Saved data entries:
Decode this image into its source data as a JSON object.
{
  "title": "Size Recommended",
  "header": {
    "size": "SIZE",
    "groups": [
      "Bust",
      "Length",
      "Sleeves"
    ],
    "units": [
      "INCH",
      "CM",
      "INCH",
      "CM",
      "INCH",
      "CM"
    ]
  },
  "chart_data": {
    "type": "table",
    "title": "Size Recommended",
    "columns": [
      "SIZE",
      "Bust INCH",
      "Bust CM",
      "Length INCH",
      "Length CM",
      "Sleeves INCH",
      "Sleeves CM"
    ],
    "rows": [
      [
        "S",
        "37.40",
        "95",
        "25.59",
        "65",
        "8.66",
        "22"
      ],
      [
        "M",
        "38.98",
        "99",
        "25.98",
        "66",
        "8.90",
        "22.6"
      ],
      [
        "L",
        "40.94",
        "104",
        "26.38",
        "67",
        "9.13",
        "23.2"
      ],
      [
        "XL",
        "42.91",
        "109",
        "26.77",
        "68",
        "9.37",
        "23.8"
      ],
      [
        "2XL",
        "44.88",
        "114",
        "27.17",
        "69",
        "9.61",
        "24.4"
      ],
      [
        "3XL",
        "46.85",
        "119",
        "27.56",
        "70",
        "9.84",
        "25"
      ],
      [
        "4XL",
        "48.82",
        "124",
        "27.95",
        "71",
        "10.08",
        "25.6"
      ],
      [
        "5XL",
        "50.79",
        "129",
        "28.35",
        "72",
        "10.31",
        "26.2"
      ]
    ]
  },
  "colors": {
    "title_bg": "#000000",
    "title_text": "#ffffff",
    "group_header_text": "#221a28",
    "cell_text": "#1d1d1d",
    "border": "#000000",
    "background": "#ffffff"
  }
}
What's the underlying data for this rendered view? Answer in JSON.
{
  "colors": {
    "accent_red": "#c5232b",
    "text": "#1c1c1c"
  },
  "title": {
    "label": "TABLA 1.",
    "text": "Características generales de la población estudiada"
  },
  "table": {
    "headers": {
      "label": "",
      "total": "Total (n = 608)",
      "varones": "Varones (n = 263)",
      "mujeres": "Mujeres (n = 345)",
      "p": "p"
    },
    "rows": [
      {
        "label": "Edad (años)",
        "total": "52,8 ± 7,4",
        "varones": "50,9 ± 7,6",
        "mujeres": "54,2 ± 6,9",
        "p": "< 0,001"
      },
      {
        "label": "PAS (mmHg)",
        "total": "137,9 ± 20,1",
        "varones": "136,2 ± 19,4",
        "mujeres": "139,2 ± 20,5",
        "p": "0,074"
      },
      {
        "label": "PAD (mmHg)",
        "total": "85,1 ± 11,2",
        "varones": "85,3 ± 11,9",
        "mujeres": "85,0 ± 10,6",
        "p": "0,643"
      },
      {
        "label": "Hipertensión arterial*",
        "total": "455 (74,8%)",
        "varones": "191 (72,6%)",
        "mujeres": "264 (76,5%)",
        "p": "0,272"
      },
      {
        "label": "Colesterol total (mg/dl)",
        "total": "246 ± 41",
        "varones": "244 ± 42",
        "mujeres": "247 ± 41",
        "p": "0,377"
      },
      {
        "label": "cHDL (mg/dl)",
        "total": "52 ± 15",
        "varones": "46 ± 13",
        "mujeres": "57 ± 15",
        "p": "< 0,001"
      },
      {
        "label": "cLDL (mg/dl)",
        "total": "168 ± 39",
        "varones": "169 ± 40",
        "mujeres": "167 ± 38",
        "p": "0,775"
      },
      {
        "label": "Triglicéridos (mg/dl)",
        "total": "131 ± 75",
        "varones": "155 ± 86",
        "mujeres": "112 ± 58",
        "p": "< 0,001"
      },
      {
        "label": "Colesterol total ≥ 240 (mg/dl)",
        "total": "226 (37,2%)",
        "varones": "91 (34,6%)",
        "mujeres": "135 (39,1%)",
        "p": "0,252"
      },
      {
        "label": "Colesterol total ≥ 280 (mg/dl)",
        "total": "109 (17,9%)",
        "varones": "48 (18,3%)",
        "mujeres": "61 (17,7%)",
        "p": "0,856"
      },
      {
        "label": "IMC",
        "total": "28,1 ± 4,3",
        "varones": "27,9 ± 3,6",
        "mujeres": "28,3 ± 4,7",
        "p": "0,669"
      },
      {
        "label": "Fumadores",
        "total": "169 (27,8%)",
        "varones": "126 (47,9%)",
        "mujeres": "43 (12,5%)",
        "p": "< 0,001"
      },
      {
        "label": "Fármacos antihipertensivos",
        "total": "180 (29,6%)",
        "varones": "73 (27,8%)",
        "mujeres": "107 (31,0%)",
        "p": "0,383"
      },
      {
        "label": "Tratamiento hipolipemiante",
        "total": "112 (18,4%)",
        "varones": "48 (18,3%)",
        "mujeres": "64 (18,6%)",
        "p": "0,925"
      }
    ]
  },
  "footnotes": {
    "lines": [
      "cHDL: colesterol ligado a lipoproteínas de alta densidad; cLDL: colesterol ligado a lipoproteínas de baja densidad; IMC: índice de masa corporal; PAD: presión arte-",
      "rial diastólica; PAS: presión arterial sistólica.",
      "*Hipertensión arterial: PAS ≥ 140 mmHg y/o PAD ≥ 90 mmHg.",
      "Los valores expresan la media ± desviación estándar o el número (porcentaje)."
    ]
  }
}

**What is needed:** Every entry should be output exactly as written, please.

**Result of the exercise:**
Decode this image into its source data as a JSON object.
{
  "title": "Size Recommended",
  "header": {
    "size": "SIZE",
    "groups": [
      "Bust",
      "Length",
      "Sleeves"
    ],
    "units": [
      "INCH",
      "CM",
      "INCH",
      "CM",
      "INCH",
      "CM"
    ]
  },
  "chart_data": {
    "type": "table",
    "title": "Size Recommended",
    "columns": [
      "SIZE",
      "Bust INCH",
      "Bust CM",
      "Length INCH",
      "Length CM",
      "Sleeves INCH",
      "Sleeves CM"
    ],
    "rows": [
      [
        "S",
        "37.40",
        "95",
        "25.59",
        "65",
        "8.66",
        "22"
      ],
      [
        "M",
        "38.98",
        "99",
        "25.98",
        "66",
        "8.90",
        "22.6"
      ],
      [
        "L",
        "40.94",
        "104",
        "26.38",
        "67",
        "9.13",
        "23.2"
      ],
      [
        "XL",
        "42.91",
        "109",
        "26.77",
        "68",
        "9.37",
        "23.8"
      ],
      [
        "2XL",
        "44.88",
        "114",
        "27.17",
        "69",
        "9.61",
        "24.4"
      ],
      [
        "3XL",
        "46.85",
        "119",
        "27.56",
        "70",
        "9.84",
        "25"
      ],
      [
        "4XL",
        "48.82",
        "124",
        "27.95",
        "71",
        "10.08",
        "25.6"
      ],
      [
        "5XL",
        "50.79",
        "129",
        "28.35",
        "72",
        "10.31",
        "26.2"
      ]
    ]
  },
  "colors": {
    "title_bg": "#000000",
    "title_text": "#ffffff",
    "group_header_text": "#221a28",
    "cell_text": "#1d1d1d",
    "border": "#000000",
    "background": "#ffffff"
  }
}
What's the underlying data for this rendered view? Answer in JSON.
{
  "colors": {
    "accent_red": "#c5232b",
    "text": "#1c1c1c"
  },
  "title": {
    "label": "TABLA 1.",
    "text": "Características generales de la población estudiada"
  },
  "table": {
    "headers": {
      "label": "",
      "total": "Total (n = 608)",
      "varones": "Varones (n = 263)",
      "mujeres": "Mujeres (n = 345)",
      "p": "p"
    },
    "rows": [
      {
        "label": "Edad (años)",
        "total": "52,8 ± 7,4",
        "varones": "50,9 ± 7,6",
        "mujeres": "54,2 ± 6,9",
        "p": "< 0,001"
      },
      {
        "label": "PAS (mmHg)",
        "total": "137,9 ± 20,1",
        "varones": "136,2 ± 19,4",
        "mujeres": "139,2 ± 20,5",
        "p": "0,074"
      },
      {
        "label": "PAD (mmHg)",
        "total": "85,1 ± 11,2",
        "varones": "85,3 ± 11,9",
        "mujeres": "85,0 ± 10,6",
        "p": "0,643"
      },
      {
        "label": "Hipertensión arterial*",
        "total": "455 (74,8%)",
        "varones": "191 (72,6%)",
        "mujeres": "264 (76,5%)",
        "p": "0,272"
      },
      {
        "label": "Colesterol total (mg/dl)",
        "total": "246 ± 41",
        "varones": "244 ± 42",
        "mujeres": "247 ± 41",
        "p": "0,377"
      },
      {
        "label": "cHDL (mg/dl)",
        "total": "52 ± 15",
        "varones": "46 ± 13",
        "mujeres": "57 ± 15",
        "p": "< 0,001"
      },
      {
        "label": "cLDL (mg/dl)",
        "total": "168 ± 39",
        "varones": "169 ± 40",
        "mujeres": "167 ± 38",
        "p": "0,775"
      },
      {
        "label": "Triglicéridos (mg/dl)",
        "total": "131 ± 75",
        "varones": "155 ± 86",
        "mujeres": "112 ± 58",
        "p": "< 0,001"
      },
      {
        "label": "Colesterol total ≥ 240 (mg/dl)",
        "total": "226 (37,2%)",
        "varones": "91 (34,6%)",
        "mujeres": "135 (39,1%)",
        "p": "0,252"
      },
      {
        "label": "Colesterol total ≥ 280 (mg/dl)",
        "total": "109 (17,9%)",
        "varones": "48 (18,3%)",
        "mujeres": "61 (17,7%)",
        "p": "0,856"
      },
      {
        "label": "IMC",
        "total": "28,1 ± 4,3",
        "varones": "27,9 ± 3,6",
        "mujeres": "28,3 ± 4,7",
        "p": "0,669"
      },
      {
        "label": "Fumadores",
        "total": "169 (27,8%)",
        "varones": "126 (47,9%)",
        "mujeres": "43 (12,5%)",
        "p": "< 0,001"
      },
      {
        "label": "Fármacos antihipertensivos",
        "total": "180 (29,6%)",
        "varones": "73 (27,8%)",
        "mujeres": "107 (31,0%)",
        "p": "0,383"
      },
      {
        "label": "Tratamiento hipolipemiante",
        "total": "112 (18,4%)",
        "varones": "48 (18,3%)",
        "mujeres": "64 (18,6%)",
        "p": "0,925"
      }
    ]
  },
  "footnotes": {
    "lines": [
      "cHDL: colesterol ligado a lipoproteínas de alta densidad; cLDL: colesterol ligado a lipoproteínas de baja densidad; IMC: índice de masa corporal; PAD: presión arte-",
      "rial diastólica; PAS: presión arterial sistólica.",
      "*Hipertensión arterial: PAS ≥ 140 mmHg y/o PAD ≥ 90 mmHg.",
      "Los valores expresan la media ± desviación estándar o el número (porcentaje)."
    ]
  }
}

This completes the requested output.